## What to produce
Would you copy out the whole listing exactly as given?

• • •

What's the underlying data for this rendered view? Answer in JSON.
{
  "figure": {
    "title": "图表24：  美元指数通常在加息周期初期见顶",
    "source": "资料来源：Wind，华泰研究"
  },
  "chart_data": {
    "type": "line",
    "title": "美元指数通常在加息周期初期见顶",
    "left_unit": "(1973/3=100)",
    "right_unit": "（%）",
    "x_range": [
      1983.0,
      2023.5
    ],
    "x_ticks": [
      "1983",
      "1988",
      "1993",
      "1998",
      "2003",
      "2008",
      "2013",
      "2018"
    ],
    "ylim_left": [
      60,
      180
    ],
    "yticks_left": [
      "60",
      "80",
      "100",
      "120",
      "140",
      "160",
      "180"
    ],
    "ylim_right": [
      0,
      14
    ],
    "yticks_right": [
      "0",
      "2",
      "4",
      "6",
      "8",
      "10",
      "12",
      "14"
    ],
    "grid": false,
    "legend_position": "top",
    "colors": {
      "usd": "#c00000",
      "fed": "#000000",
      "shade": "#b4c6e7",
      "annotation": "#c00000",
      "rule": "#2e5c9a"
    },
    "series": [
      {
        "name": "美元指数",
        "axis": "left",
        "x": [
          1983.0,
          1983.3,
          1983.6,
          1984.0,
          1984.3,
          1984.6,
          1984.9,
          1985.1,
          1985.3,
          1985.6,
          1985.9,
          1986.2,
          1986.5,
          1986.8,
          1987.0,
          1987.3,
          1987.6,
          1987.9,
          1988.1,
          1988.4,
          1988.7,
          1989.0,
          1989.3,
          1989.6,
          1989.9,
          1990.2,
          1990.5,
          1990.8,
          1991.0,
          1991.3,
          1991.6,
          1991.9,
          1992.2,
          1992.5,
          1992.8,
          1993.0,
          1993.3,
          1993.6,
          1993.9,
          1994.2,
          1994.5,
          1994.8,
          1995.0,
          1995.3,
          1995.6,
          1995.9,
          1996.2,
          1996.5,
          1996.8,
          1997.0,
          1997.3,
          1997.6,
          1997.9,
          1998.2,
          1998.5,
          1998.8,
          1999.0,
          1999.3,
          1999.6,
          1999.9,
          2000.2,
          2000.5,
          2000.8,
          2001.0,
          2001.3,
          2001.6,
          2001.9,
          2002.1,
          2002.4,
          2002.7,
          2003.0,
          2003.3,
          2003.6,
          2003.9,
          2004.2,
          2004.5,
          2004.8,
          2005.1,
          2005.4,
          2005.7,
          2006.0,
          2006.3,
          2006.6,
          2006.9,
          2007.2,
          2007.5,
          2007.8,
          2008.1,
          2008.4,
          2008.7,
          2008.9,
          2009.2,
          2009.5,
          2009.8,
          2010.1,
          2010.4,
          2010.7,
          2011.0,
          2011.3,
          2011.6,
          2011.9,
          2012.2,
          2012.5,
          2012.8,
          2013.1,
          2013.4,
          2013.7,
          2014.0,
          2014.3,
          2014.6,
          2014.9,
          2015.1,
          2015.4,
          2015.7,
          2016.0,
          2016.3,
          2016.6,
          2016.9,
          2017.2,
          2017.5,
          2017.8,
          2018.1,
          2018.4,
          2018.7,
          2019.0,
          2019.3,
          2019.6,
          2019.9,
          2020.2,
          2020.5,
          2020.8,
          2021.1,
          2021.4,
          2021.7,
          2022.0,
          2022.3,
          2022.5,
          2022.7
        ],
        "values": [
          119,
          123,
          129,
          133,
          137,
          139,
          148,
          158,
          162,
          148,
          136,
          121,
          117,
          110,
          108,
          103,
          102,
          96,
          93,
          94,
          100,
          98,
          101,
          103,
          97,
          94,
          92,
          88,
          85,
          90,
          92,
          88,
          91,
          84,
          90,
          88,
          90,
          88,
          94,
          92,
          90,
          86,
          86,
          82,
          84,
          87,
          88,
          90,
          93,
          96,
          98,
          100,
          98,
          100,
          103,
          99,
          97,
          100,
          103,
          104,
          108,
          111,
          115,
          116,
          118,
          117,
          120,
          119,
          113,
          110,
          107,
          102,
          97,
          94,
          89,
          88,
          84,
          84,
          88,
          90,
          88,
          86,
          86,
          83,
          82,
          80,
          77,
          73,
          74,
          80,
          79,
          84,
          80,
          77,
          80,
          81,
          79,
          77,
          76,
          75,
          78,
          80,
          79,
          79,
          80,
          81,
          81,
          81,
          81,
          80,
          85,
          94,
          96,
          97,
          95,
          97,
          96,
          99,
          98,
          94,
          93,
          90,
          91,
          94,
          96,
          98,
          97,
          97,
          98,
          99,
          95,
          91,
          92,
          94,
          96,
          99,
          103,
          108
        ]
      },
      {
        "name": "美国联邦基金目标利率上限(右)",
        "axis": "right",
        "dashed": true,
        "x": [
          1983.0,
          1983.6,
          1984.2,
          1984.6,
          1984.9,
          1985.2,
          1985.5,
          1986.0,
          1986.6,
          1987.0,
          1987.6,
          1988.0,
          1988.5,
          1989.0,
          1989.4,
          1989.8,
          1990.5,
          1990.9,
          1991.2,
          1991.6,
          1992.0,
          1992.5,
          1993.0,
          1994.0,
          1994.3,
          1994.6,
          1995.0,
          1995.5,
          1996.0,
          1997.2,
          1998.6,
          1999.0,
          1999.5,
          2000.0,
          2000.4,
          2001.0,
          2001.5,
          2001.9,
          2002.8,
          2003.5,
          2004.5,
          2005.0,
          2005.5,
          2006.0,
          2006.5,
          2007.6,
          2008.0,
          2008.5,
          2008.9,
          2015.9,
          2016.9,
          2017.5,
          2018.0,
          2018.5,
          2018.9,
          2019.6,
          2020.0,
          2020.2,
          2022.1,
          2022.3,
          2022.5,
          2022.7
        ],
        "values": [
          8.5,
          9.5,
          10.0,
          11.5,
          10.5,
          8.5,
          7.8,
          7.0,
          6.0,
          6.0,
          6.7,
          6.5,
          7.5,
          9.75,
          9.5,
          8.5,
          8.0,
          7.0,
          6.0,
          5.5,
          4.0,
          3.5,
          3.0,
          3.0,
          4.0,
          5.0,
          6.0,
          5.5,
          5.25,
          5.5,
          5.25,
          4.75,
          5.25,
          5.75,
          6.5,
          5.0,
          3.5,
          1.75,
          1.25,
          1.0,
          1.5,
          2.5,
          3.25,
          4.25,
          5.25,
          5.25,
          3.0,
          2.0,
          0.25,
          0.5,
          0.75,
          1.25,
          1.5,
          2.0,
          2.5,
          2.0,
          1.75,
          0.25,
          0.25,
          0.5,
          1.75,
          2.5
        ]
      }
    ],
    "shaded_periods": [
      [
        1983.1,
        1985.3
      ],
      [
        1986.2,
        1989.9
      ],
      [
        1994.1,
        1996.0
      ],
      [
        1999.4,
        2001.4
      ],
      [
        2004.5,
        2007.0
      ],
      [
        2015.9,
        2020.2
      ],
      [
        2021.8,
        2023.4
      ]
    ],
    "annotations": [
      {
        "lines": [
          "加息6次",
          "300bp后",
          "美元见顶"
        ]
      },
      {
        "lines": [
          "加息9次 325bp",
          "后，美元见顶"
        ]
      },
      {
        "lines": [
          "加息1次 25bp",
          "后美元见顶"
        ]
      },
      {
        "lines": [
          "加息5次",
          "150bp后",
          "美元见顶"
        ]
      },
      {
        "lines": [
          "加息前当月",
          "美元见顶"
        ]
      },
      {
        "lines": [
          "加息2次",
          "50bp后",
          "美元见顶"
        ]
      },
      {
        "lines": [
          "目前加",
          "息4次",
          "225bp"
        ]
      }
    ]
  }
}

• • •

## Response to the exercise
What's the underlying data for this rendered view? Answer in JSON.
{
  "figure": {
    "title": "图表24：  美元指数通常在加息周期初期见顶",
    "source": "资料来源：Wind，华泰研究"
  },
  "chart_data": {
    "type": "line",
    "title": "美元指数通常在加息周期初期见顶",
    "left_unit": "(1973/3=100)",
    "right_unit": "（%）",
    "x_range": [
      1983.0,
      2023.5
    ],
    "x_ticks": [
      "1983",
      "1988",
      "1993",
      "1998",
      "2003",
      "2008",
      "2013",
      "2018"
    ],
    "ylim_left": [
      60,
      180
    ],
    "yticks_left": [
      "60",
      "80",
      "100",
      "120",
      "140",
      "160",
      "180"
    ],
    "ylim_right": [
      0,
      14
    ],
    "yticks_right": [
      "0",
      "2",
      "4",
      "6",
      "8",
      "10",
      "12",
      "14"
    ],
    "grid": false,
    "legend_position": "top",
    "colors": {
      "usd": "#c00000",
      "fed": "#000000",
      "shade": "#b4c6e7",
      "annotation": "#c00000",
      "rule": "#2e5c9a"
    },
    "series": [
      {
        "name": "美元指数",
        "axis": "left",
        "x": [
          1983.0,
          1983.3,
          1983.6,
          1984.0,
          1984.3,
          1984.6,
          1984.9,
          1985.1,
          1985.3,
          1985.6,
          1985.9,
          1986.2,
          1986.5,
          1986.8,
          1987.0,
          1987.3,
          1987.6,
          1987.9,
          1988.1,
          1988.4,
          1988.7,
          1989.0,
          1989.3,
          1989.6,
          1989.9,
          1990.2,
          1990.5,
          1990.8,
          1991.0,
          1991.3,
          1991.6,
          1991.9,
          1992.2,
          1992.5,
          1992.8,
          1993.0,
          1993.3,
          1993.6,
          1993.9,
          1994.2,
          1994.5,
          1994.8,
          1995.0,
          1995.3,
          1995.6,
          1995.9,
          1996.2,
          1996.5,
          1996.8,
          1997.0,
          1997.3,
          1997.6,
          1997.9,
          1998.2,
          1998.5,
          1998.8,
          1999.0,
          1999.3,
          1999.6,
          1999.9,
          2000.2,
          2000.5,
          2000.8,
          2001.0,
          2001.3,
          2001.6,
          2001.9,
          2002.1,
          2002.4,
          2002.7,
          2003.0,
          2003.3,
          2003.6,
          2003.9,
          2004.2,
          2004.5,
          2004.8,
          2005.1,
          2005.4,
          2005.7,
          2006.0,
          2006.3,
          2006.6,
          2006.9,
          2007.2,
          2007.5,
          2007.8,
          2008.1,
          2008.4,
          2008.7,
          2008.9,
          2009.2,
          2009.5,
          2009.8,
          2010.1,
          2010.4,
          2010.7,
          2011.0,
          2011.3,
          2011.6,
          2011.9,
          2012.2,
          2012.5,
          2012.8,
          2013.1,
          2013.4,
          2013.7,
          2014.0,
          2014.3,
          2014.6,
          2014.9,
          2015.1,
          2015.4,
          2015.7,
          2016.0,
          2016.3,
          2016.6,
          2016.9,
          2017.2,
          2017.5,
          2017.8,
          2018.1,
          2018.4,
          2018.7,
          2019.0,
          2019.3,
          2019.6,
          2019.9,
          2020.2,
          2020.5,
          2020.8,
          2021.1,
          2021.4,
          2021.7,
          2022.0,
          2022.3,
          2022.5,
          2022.7
        ],
        "values": [
          119,
          123,
          129,
          133,
          137,
          139,
          148,
          158,
          162,
          148,
          136,
          121,
          117,
          110,
          108,
          103,
          102,
          96,
          93,
          94,
          100,
          98,
          101,
          103,
          97,
          94,
          92,
          88,
          85,
          90,
          92,
          88,
          91,
          84,
          90,
          88,
          90,
          88,
          94,
          92,
          90,
          86,
          86,
          82,
          84,
          87,
          88,
          90,
          93,
          96,
          98,
          100,
          98,
          100,
          103,
          99,
          97,
          100,
          103,
          104,
          108,
          111,
          115,
          116,
          118,
          117,
          120,
          119,
          113,
          110,
          107,
          102,
          97,
          94,
          89,
          88,
          84,
          84,
          88,
          90,
          88,
          86,
          86,
          83,
          82,
          80,
          77,
          73,
          74,
          80,
          79,
          84,
          80,
          77,
          80,
          81,
          79,
          77,
          76,
          75,
          78,
          80,
          79,
          79,
          80,
          81,
          81,
          81,
          81,
          80,
          85,
          94,
          96,
          97,
          95,
          97,
          96,
          99,
          98,
          94,
          93,
          90,
          91,
          94,
          96,
          98,
          97,
          97,
          98,
          99,
          95,
          91,
          92,
          94,
          96,
          99,
          103,
          108
        ]
      },
      {
        "name": "美国联邦基金目标利率上限(右)",
        "axis": "right",
        "dashed": true,
        "x": [
          1983.0,
          1983.6,
          1984.2,
          1984.6,
          1984.9,
          1985.2,
          1985.5,
          1986.0,
          1986.6,
          1987.0,
          1987.6,
          1988.0,
          1988.5,
          1989.0,
          1989.4,
          1989.8,
          1990.5,
          1990.9,
          1991.2,
          1991.6,
          1992.0,
          1992.5,
          1993.0,
          1994.0,
          1994.3,
          1994.6,
          1995.0,
          1995.5,
          1996.0,
          1997.2,
          1998.6,
          1999.0,
          1999.5,
          2000.0,
          2000.4,
          2001.0,
          2001.5,
          2001.9,
          2002.8,
          2003.5,
          2004.5,
          2005.0,
          2005.5,
          2006.0,
          2006.5,
          2007.6,
          2008.0,
          2008.5,
          2008.9,
          2015.9,
          2016.9,
          2017.5,
          2018.0,
          2018.5,
          2018.9,
          2019.6,
          2020.0,
          2020.2,
          2022.1,
          2022.3,
          2022.5,
          2022.7
        ],
        "values": [
          8.5,
          9.5,
          10.0,
          11.5,
          10.5,
          8.5,
          7.8,
          7.0,
          6.0,
          6.0,
          6.7,
          6.5,
          7.5,
          9.75,
          9.5,
          8.5,
          8.0,
          7.0,
          6.0,
          5.5,
          4.0,
          3.5,
          3.0,
          3.0,
          4.0,
          5.0,
          6.0,
          5.5,
          5.25,
          5.5,
          5.25,
          4.75,
          5.25,
          5.75,
          6.5,
          5.0,
          3.5,
          1.75,
          1.25,
          1.0,
          1.5,
          2.5,
          3.25,
          4.25,
          5.25,
          5.25,
          3.0,
          2.0,
          0.25,
          0.5,
          0.75,
          1.25,
          1.5,
          2.0,
          2.5,
          2.0,
          1.75,
          0.25,
          0.25,
          0.5,
          1.75,
          2.5
        ]
      }
    ],
    "shaded_periods": [
      [
        1983.1,
        1985.3
      ],
      [
        1986.2,
        1989.9
      ],
      [
        1994.1,
        1996.0
      ],
      [
        1999.4,
        2001.4
      ],
      [
        2004.5,
        2007.0
      ],
      [
        2015.9,
        2020.2
      ],
      [
        2021.8,
        2023.4
      ]
    ],
    "annotations": [
      {
        "lines": [
          "加息6次",
          "300bp后",
          "美元见顶"
        ]
      },
      {
        "lines": [
          "加息9次 325bp",
          "后，美元见顶"
        ]
      },
      {
        "lines": [
          "加息1次 25bp",
          "后美元见顶"
        ]
      },
      {
        "lines": [
          "加息5次",
          "150bp后",
          "美元见顶"
        ]
      },
      {
        "lines": [
          "加息前当月",
          "美元见顶"
        ]
      },
      {
        "lines": [
          "加息2次",
          "50bp后",
          "美元见顶"
        ]
      },
      {
        "lines": [
          "目前加",
          "息4次",
          "225bp"
        ]
      }
    ]
  }
}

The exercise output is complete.